— Material for the task —
-- BEGIN --

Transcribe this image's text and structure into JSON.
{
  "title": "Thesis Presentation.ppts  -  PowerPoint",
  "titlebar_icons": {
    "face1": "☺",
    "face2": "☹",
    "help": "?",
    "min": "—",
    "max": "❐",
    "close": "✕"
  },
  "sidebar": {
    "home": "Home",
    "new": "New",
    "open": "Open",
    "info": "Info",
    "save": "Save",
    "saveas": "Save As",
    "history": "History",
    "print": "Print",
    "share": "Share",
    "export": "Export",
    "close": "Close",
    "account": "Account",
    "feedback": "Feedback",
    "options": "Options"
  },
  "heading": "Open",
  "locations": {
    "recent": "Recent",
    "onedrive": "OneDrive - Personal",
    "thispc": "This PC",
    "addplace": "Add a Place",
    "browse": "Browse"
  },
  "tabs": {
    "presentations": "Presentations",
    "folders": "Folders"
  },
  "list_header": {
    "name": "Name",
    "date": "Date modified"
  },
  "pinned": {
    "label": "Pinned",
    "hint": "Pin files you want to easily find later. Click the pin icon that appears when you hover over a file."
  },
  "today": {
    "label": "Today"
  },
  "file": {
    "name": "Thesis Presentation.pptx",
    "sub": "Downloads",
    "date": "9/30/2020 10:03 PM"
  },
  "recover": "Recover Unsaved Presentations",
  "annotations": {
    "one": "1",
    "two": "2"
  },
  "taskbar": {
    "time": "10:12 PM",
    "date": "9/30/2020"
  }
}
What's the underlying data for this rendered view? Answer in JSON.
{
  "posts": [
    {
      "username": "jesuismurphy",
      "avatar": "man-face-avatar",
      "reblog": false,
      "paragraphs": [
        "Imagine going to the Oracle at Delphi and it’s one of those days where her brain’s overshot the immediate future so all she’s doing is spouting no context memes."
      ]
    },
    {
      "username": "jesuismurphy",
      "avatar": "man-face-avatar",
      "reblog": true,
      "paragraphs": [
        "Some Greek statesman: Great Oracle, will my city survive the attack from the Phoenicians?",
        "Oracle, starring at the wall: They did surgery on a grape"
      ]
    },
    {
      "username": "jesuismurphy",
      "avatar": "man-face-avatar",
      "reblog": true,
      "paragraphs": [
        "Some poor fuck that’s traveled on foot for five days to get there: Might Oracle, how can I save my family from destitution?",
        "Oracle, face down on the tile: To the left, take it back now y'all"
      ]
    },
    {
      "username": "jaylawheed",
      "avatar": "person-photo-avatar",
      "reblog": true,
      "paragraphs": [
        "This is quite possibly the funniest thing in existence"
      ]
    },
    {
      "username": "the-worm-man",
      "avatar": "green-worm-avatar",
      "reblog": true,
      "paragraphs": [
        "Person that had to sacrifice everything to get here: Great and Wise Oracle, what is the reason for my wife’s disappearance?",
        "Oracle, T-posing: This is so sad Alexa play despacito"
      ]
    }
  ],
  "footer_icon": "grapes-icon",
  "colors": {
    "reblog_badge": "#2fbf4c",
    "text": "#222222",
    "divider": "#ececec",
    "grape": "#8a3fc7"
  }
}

-- END --

— Aim —
Find the lines with the string "Some" and reproduce them.

— Correct response —
        "Some Greek statesman: Great Oracle, will my city survive the attack from the Phoenicians?",
        "Some poor fuck that’s traveled on foot for five days to get there: Might Oracle, how can I save my family from destitution?",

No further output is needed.